→ AIM OF THE EXERCISE
Using the data below, copy every line that contains the word "USDT".

┌──

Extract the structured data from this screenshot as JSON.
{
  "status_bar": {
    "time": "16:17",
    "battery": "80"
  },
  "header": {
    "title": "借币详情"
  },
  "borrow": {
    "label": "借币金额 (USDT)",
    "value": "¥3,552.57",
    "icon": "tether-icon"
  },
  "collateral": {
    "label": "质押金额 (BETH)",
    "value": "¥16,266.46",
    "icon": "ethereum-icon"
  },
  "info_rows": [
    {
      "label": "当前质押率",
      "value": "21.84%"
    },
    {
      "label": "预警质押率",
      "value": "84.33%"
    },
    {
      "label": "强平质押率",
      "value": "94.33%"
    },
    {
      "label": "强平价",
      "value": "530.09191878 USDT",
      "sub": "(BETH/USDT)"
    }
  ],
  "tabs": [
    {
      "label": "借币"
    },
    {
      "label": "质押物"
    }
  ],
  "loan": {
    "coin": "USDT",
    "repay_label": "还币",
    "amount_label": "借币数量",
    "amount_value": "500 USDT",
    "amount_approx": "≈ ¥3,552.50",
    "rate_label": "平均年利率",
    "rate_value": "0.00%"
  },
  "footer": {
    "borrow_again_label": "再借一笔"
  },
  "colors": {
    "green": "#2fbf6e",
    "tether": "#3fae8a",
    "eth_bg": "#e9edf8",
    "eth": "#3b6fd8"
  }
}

└──
┌──

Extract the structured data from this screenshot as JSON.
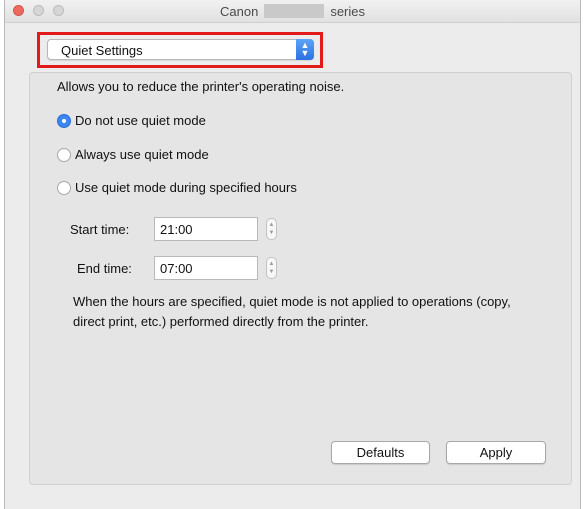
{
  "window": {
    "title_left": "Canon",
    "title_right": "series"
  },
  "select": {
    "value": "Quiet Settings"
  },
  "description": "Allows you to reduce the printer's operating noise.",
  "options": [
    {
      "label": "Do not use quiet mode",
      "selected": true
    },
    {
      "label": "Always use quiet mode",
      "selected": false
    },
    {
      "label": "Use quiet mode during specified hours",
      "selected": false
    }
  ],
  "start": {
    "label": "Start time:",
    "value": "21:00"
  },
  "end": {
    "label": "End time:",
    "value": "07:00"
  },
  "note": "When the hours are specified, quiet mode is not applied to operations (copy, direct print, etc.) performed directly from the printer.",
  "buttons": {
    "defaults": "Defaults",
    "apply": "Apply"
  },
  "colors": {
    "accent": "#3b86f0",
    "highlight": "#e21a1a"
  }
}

└──

→ TASK SOLUTION
    "label": "借币金额 (USDT)",
      "value": "530.09191878 USDT",
      "sub": "(BETH/USDT)"
    "coin": "USDT",
    "amount_value": "500 USDT",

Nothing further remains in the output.